Begin WORKING DATA

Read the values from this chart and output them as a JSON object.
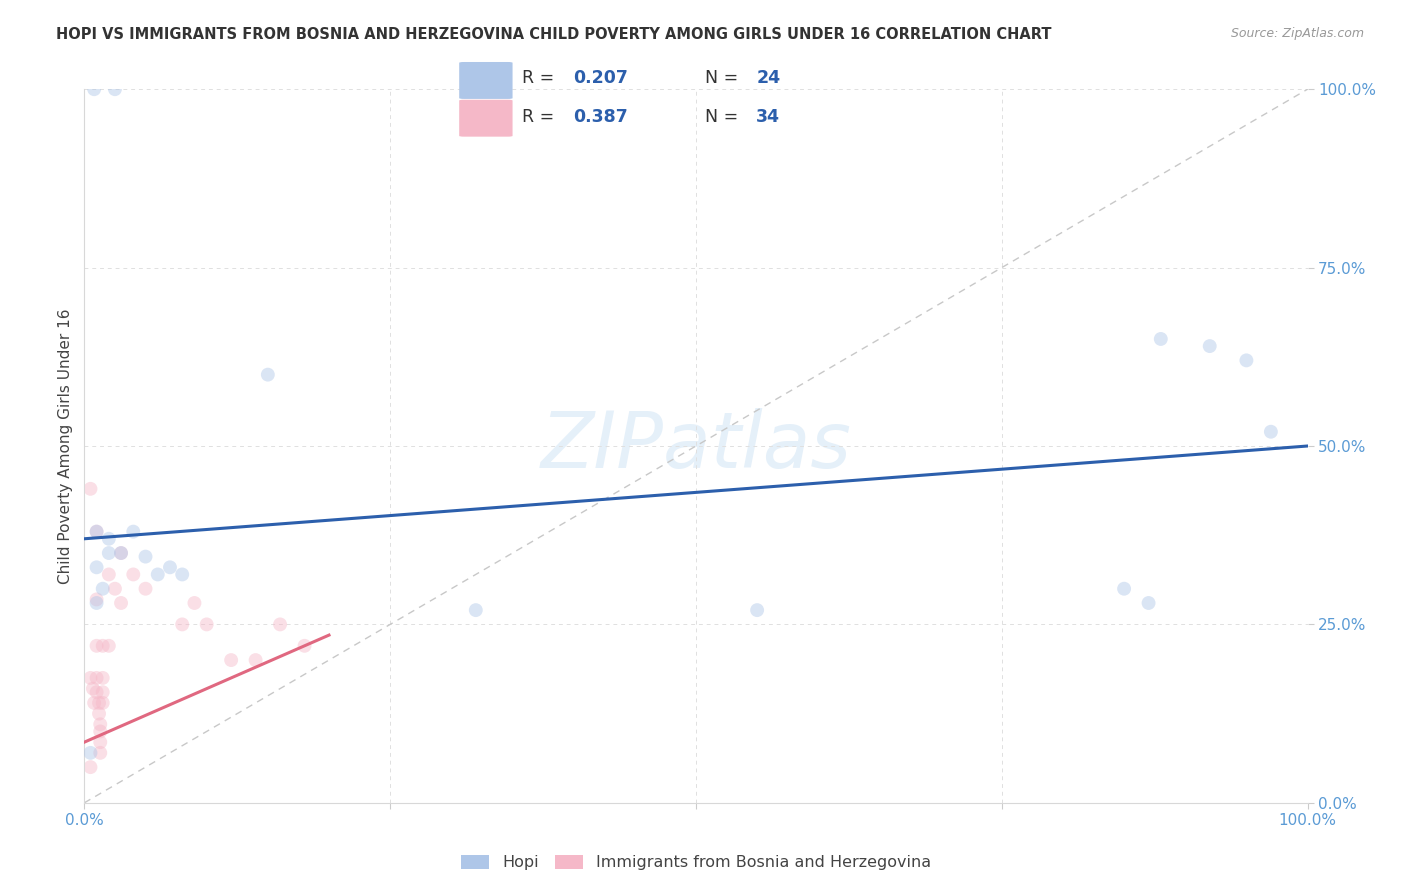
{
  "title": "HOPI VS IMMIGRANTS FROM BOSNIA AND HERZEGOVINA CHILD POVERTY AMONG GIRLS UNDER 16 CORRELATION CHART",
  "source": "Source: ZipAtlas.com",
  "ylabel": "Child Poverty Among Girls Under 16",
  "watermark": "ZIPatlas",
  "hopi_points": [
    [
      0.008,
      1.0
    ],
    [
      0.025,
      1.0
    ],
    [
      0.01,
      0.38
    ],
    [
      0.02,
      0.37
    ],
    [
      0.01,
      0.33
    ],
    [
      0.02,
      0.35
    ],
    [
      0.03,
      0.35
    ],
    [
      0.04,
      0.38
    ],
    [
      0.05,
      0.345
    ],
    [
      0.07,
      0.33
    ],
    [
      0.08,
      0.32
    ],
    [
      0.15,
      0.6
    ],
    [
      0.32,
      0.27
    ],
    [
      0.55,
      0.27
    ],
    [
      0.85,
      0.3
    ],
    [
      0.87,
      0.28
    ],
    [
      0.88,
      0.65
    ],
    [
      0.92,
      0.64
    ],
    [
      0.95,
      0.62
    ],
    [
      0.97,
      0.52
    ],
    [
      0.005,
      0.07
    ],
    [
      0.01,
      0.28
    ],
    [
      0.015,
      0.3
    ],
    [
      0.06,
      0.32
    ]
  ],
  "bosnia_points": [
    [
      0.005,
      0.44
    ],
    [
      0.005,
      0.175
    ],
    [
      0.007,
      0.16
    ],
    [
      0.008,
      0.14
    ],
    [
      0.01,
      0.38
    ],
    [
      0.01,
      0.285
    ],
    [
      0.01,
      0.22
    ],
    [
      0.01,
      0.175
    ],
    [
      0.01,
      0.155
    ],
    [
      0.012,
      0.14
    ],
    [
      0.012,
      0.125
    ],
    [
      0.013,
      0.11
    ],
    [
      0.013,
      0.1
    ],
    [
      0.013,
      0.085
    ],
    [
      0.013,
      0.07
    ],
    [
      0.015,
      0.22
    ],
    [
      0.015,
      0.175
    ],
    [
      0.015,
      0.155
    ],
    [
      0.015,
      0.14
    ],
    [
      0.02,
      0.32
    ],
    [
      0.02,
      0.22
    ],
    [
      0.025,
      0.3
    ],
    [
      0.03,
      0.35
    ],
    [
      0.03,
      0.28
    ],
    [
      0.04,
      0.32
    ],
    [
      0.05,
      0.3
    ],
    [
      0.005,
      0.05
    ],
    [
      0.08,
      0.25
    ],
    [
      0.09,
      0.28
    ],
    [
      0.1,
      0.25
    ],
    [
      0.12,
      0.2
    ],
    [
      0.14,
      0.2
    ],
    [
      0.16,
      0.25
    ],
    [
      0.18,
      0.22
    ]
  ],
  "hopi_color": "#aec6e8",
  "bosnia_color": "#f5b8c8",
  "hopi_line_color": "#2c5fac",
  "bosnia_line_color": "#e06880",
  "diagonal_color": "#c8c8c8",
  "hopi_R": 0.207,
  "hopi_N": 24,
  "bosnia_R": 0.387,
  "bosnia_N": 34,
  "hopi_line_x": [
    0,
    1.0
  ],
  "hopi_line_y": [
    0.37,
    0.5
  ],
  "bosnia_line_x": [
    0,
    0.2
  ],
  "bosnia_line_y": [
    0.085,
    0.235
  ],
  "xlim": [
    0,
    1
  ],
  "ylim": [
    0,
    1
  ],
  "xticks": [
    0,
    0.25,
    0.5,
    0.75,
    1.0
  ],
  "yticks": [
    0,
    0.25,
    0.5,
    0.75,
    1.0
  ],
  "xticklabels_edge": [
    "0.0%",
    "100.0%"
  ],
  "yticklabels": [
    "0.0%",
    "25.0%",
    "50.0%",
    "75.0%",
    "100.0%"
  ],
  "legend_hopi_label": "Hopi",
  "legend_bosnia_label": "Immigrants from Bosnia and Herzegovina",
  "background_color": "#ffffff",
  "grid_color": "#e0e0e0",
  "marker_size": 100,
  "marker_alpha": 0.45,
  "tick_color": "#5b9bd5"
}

End WORKING DATA

(WORK TO DO) From the records given above, reproduce all text exactly and exclude each picture.

(EXPECTED OUTPUT)
Read the values from this chart and output them as a JSON object.
{
  "title": "HOPI VS IMMIGRANTS FROM BOSNIA AND HERZEGOVINA CHILD POVERTY AMONG GIRLS UNDER 16 CORRELATION CHART",
  "source": "Source: ZipAtlas.com",
  "ylabel": "Child Poverty Among Girls Under 16",
  "watermark": "ZIPatlas",
  "hopi_points": [
    [
      0.008,
      1.0
    ],
    [
      0.025,
      1.0
    ],
    [
      0.01,
      0.38
    ],
    [
      0.02,
      0.37
    ],
    [
      0.01,
      0.33
    ],
    [
      0.02,
      0.35
    ],
    [
      0.03,
      0.35
    ],
    [
      0.04,
      0.38
    ],
    [
      0.05,
      0.345
    ],
    [
      0.07,
      0.33
    ],
    [
      0.08,
      0.32
    ],
    [
      0.15,
      0.6
    ],
    [
      0.32,
      0.27
    ],
    [
      0.55,
      0.27
    ],
    [
      0.85,
      0.3
    ],
    [
      0.87,
      0.28
    ],
    [
      0.88,
      0.65
    ],
    [
      0.92,
      0.64
    ],
    [
      0.95,
      0.62
    ],
    [
      0.97,
      0.52
    ],
    [
      0.005,
      0.07
    ],
    [
      0.01,
      0.28
    ],
    [
      0.015,
      0.3
    ],
    [
      0.06,
      0.32
    ]
  ],
  "bosnia_points": [
    [
      0.005,
      0.44
    ],
    [
      0.005,
      0.175
    ],
    [
      0.007,
      0.16
    ],
    [
      0.008,
      0.14
    ],
    [
      0.01,
      0.38
    ],
    [
      0.01,
      0.285
    ],
    [
      0.01,
      0.22
    ],
    [
      0.01,
      0.175
    ],
    [
      0.01,
      0.155
    ],
    [
      0.012,
      0.14
    ],
    [
      0.012,
      0.125
    ],
    [
      0.013,
      0.11
    ],
    [
      0.013,
      0.1
    ],
    [
      0.013,
      0.085
    ],
    [
      0.013,
      0.07
    ],
    [
      0.015,
      0.22
    ],
    [
      0.015,
      0.175
    ],
    [
      0.015,
      0.155
    ],
    [
      0.015,
      0.14
    ],
    [
      0.02,
      0.32
    ],
    [
      0.02,
      0.22
    ],
    [
      0.025,
      0.3
    ],
    [
      0.03,
      0.35
    ],
    [
      0.03,
      0.28
    ],
    [
      0.04,
      0.32
    ],
    [
      0.05,
      0.3
    ],
    [
      0.005,
      0.05
    ],
    [
      0.08,
      0.25
    ],
    [
      0.09,
      0.28
    ],
    [
      0.1,
      0.25
    ],
    [
      0.12,
      0.2
    ],
    [
      0.14,
      0.2
    ],
    [
      0.16,
      0.25
    ],
    [
      0.18,
      0.22
    ]
  ],
  "hopi_color": "#aec6e8",
  "bosnia_color": "#f5b8c8",
  "hopi_line_color": "#2c5fac",
  "bosnia_line_color": "#e06880",
  "diagonal_color": "#c8c8c8",
  "hopi_R": 0.207,
  "hopi_N": 24,
  "bosnia_R": 0.387,
  "bosnia_N": 34,
  "hopi_line_x": [
    0,
    1.0
  ],
  "hopi_line_y": [
    0.37,
    0.5
  ],
  "bosnia_line_x": [
    0,
    0.2
  ],
  "bosnia_line_y": [
    0.085,
    0.235
  ],
  "xlim": [
    0,
    1
  ],
  "ylim": [
    0,
    1
  ],
  "xticks": [
    0,
    0.25,
    0.5,
    0.75,
    1.0
  ],
  "yticks": [
    0,
    0.25,
    0.5,
    0.75,
    1.0
  ],
  "xticklabels_edge": [
    "0.0%",
    "100.0%"
  ],
  "yticklabels": [
    "0.0%",
    "25.0%",
    "50.0%",
    "75.0%",
    "100.0%"
  ],
  "legend_hopi_label": "Hopi",
  "legend_bosnia_label": "Immigrants from Bosnia and Herzegovina",
  "background_color": "#ffffff",
  "grid_color": "#e0e0e0",
  "marker_size": 100,
  "marker_alpha": 0.45,
  "tick_color": "#5b9bd5"
}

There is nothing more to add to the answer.